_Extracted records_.
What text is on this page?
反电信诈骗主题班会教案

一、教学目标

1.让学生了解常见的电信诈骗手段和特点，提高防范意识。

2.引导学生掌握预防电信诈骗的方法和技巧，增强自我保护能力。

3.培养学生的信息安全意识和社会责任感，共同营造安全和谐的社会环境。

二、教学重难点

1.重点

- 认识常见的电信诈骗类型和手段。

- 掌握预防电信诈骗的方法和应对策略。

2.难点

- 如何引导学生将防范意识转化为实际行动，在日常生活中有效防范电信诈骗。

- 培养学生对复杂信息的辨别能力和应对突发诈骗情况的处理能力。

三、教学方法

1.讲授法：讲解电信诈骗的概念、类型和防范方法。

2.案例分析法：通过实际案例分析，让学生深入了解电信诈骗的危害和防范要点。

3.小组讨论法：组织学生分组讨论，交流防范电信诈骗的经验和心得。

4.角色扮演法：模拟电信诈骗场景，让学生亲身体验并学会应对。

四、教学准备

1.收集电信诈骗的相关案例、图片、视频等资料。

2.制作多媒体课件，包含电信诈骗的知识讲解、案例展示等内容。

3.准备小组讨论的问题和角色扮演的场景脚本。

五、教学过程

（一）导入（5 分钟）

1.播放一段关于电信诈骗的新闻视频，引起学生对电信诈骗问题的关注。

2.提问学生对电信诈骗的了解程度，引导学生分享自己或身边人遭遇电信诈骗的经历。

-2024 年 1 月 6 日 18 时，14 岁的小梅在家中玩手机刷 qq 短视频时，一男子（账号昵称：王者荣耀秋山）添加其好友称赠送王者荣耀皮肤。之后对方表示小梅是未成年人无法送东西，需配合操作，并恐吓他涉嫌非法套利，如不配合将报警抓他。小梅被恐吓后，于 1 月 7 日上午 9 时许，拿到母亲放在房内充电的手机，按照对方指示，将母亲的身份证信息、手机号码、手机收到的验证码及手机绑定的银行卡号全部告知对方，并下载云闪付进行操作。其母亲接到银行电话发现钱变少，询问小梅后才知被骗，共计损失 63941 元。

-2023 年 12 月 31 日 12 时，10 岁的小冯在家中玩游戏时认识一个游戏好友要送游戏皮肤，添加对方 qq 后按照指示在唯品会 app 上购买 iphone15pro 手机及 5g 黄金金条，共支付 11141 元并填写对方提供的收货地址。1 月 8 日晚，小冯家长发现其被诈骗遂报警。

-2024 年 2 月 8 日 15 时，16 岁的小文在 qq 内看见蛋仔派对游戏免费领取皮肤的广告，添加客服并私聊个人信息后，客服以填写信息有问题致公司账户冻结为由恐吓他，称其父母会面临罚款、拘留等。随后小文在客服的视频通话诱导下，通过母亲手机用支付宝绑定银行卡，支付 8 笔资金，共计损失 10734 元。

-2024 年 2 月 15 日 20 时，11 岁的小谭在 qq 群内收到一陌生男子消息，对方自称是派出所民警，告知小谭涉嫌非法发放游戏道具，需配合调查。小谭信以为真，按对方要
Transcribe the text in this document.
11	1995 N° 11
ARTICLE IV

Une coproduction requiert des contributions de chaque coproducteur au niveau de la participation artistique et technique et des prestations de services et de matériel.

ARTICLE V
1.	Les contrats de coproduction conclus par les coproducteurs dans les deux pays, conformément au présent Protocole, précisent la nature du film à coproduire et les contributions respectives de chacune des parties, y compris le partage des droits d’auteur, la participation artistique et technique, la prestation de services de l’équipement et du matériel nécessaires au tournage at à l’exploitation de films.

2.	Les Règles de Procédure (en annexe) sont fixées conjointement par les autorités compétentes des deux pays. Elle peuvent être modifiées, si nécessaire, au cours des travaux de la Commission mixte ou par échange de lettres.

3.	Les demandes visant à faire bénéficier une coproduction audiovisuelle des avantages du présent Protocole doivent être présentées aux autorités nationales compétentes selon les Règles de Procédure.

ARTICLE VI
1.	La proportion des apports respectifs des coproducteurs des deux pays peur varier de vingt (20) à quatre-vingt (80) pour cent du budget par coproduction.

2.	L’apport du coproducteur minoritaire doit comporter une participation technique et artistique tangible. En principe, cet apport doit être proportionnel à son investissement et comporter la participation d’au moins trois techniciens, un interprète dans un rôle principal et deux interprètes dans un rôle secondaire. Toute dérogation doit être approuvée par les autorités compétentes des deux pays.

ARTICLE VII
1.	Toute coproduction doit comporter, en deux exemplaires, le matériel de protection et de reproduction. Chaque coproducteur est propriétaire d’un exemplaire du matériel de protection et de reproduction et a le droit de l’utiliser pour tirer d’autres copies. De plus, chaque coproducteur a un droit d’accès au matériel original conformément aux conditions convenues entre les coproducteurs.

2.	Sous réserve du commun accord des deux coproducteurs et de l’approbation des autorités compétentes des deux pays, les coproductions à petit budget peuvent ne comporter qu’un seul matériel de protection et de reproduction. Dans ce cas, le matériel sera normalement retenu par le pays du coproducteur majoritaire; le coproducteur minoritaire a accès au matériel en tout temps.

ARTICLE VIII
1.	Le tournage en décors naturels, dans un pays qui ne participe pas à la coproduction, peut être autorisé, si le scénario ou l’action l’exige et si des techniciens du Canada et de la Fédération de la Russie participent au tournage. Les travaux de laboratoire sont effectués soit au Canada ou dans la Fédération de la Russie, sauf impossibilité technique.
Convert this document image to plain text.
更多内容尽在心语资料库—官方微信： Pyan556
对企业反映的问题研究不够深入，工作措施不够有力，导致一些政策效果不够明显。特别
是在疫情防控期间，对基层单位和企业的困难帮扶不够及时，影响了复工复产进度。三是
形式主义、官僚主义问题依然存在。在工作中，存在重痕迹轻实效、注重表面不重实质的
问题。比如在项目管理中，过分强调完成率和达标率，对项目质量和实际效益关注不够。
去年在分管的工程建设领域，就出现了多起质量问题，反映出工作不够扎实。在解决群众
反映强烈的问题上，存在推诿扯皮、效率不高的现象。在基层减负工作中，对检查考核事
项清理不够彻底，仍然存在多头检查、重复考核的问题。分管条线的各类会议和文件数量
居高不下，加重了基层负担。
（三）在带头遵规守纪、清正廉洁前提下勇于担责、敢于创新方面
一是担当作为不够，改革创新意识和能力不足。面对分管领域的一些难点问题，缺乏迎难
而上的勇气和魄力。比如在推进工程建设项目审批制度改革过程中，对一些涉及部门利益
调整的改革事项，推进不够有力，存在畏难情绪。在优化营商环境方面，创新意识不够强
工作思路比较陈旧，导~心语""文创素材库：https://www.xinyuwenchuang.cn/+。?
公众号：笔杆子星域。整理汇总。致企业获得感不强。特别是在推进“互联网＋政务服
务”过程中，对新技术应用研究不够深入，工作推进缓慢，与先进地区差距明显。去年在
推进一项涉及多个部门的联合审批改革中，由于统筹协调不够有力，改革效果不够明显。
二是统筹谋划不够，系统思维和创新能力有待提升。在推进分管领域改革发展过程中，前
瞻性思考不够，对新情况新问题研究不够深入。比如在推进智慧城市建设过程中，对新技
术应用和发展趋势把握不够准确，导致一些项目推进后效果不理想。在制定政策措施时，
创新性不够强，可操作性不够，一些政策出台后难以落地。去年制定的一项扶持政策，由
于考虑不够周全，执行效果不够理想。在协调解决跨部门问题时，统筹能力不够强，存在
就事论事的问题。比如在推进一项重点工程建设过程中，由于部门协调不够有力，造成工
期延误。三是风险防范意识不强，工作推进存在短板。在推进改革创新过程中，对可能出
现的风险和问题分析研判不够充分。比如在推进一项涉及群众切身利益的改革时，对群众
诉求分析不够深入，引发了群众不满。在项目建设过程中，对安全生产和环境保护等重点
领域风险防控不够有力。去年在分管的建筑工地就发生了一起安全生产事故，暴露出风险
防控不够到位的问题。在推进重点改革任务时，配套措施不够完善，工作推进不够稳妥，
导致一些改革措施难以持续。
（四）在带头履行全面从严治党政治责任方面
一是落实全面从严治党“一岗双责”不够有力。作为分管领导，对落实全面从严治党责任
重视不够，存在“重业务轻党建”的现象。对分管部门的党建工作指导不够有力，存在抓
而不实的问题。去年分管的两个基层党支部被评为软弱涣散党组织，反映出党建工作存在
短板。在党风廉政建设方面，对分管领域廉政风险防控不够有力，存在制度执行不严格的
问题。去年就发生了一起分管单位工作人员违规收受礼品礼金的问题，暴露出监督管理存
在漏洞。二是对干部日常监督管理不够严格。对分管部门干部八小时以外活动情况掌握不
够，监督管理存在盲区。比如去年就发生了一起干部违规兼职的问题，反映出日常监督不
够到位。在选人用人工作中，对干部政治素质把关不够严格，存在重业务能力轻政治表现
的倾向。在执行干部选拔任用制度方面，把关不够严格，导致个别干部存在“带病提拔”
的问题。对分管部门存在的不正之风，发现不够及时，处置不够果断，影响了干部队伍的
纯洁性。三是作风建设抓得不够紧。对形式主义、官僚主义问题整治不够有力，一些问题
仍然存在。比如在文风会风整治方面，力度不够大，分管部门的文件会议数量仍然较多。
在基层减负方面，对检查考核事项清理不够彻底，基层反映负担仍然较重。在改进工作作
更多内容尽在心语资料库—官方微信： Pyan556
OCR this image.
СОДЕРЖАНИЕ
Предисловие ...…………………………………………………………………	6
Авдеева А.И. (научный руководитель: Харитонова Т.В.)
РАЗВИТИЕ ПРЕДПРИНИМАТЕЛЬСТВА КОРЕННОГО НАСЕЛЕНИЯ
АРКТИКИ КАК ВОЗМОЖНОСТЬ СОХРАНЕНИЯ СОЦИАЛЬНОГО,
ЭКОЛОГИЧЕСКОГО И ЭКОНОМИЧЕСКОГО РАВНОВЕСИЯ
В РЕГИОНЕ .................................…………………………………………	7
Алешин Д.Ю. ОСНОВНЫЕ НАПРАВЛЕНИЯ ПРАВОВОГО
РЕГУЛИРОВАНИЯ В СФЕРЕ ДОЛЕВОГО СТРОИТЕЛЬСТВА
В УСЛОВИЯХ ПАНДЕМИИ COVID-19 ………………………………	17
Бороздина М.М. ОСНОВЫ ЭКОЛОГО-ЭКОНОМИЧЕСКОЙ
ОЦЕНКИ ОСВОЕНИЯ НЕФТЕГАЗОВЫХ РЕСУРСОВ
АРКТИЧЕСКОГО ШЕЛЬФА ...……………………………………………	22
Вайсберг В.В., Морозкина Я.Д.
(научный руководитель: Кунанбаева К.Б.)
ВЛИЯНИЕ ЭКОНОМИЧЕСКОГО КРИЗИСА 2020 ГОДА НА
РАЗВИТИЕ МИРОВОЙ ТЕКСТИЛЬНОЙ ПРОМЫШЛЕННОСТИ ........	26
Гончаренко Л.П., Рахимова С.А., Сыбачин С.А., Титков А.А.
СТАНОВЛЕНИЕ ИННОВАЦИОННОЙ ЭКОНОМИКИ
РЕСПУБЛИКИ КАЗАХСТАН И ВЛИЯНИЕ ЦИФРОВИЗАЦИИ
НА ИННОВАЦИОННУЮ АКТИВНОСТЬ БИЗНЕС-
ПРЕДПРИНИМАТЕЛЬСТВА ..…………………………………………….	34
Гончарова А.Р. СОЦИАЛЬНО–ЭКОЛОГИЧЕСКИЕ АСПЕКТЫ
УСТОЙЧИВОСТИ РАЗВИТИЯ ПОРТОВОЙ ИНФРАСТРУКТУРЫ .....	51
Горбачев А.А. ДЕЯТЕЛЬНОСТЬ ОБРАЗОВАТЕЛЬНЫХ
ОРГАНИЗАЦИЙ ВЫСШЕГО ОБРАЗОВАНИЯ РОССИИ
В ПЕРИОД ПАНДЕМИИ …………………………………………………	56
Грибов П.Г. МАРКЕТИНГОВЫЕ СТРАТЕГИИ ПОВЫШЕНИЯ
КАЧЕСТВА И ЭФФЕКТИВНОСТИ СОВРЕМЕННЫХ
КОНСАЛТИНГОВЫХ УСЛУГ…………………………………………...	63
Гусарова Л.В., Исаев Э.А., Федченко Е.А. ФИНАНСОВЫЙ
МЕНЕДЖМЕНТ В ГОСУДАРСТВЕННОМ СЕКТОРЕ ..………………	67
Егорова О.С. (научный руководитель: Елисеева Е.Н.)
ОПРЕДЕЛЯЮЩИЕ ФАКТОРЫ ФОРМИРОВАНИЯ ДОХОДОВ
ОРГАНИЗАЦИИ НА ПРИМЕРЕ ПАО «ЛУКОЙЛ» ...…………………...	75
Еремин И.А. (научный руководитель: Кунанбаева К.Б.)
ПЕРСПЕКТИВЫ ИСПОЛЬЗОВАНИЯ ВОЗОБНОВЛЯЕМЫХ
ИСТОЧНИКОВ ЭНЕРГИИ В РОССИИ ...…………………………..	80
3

_Short task_.
Would you quote, exactly and only, the lines from the one containing "OCR this image." to the end of the entries?

_Final answer_.
OCR this image.
СОДЕРЖАНИЕ
Предисловие ...…………………………………………………………………	6
Авдеева А.И. (научный руководитель: Харитонова Т.В.)
РАЗВИТИЕ ПРЕДПРИНИМАТЕЛЬСТВА КОРЕННОГО НАСЕЛЕНИЯ
АРКТИКИ КАК ВОЗМОЖНОСТЬ СОХРАНЕНИЯ СОЦИАЛЬНОГО,
ЭКОЛОГИЧЕСКОГО И ЭКОНОМИЧЕСКОГО РАВНОВЕСИЯ
В РЕГИОНЕ .................................…………………………………………	7
Алешин Д.Ю. ОСНОВНЫЕ НАПРАВЛЕНИЯ ПРАВОВОГО
РЕГУЛИРОВАНИЯ В СФЕРЕ ДОЛЕВОГО СТРОИТЕЛЬСТВА
В УСЛОВИЯХ ПАНДЕМИИ COVID-19 ………………………………	17
Бороздина М.М. ОСНОВЫ ЭКОЛОГО-ЭКОНОМИЧЕСКОЙ
ОЦЕНКИ ОСВОЕНИЯ НЕФТЕГАЗОВЫХ РЕСУРСОВ
АРКТИЧЕСКОГО ШЕЛЬФА ...……………………………………………	22
Вайсберг В.В., Морозкина Я.Д.
(научный руководитель: Кунанбаева К.Б.)
ВЛИЯНИЕ ЭКОНОМИЧЕСКОГО КРИЗИСА 2020 ГОДА НА
РАЗВИТИЕ МИРОВОЙ ТЕКСТИЛЬНОЙ ПРОМЫШЛЕННОСТИ ........	26
Гончаренко Л.П., Рахимова С.А., Сыбачин С.А., Титков А.А.
СТАНОВЛЕНИЕ ИННОВАЦИОННОЙ ЭКОНОМИКИ
РЕСПУБЛИКИ КАЗАХСТАН И ВЛИЯНИЕ ЦИФРОВИЗАЦИИ
НА ИННОВАЦИОННУЮ АКТИВНОСТЬ БИЗНЕС-
ПРЕДПРИНИМАТЕЛЬСТВА ..…………………………………………….	34
Гончарова А.Р. СОЦИАЛЬНО–ЭКОЛОГИЧЕСКИЕ АСПЕКТЫ
УСТОЙЧИВОСТИ РАЗВИТИЯ ПОРТОВОЙ ИНФРАСТРУКТУРЫ .....	51
Горбачев А.А. ДЕЯТЕЛЬНОСТЬ ОБРАЗОВАТЕЛЬНЫХ
ОРГАНИЗАЦИЙ ВЫСШЕГО ОБРАЗОВАНИЯ РОССИИ
В ПЕРИОД ПАНДЕМИИ …………………………………………………	56
Грибов П.Г. МАРКЕТИНГОВЫЕ СТРАТЕГИИ ПОВЫШЕНИЯ
КАЧЕСТВА И ЭФФЕКТИВНОСТИ СОВРЕМЕННЫХ
КОНСАЛТИНГОВЫХ УСЛУГ…………………………………………...	63
Гусарова Л.В., Исаев Э.А., Федченко Е.А. ФИНАНСОВЫЙ
МЕНЕДЖМЕНТ В ГОСУДАРСТВЕННОМ СЕКТОРЕ ..………………	67
Егорова О.С. (научный руководитель: Елисеева Е.Н.)
ОПРЕДЕЛЯЮЩИЕ ФАКТОРЫ ФОРМИРОВАНИЯ ДОХОДОВ
ОРГАНИЗАЦИИ НА ПРИМЕРЕ ПАО «ЛУКОЙЛ» ...…………………...	75
Еремин И.А. (научный руководитель: Кунанбаева К.Б.)
ПЕРСПЕКТИВЫ ИСПОЛЬЗОВАНИЯ ВОЗОБНОВЛЯЕМЫХ
ИСТОЧНИКОВ ЭНЕРГИИ В РОССИИ ...…………………………..	80
3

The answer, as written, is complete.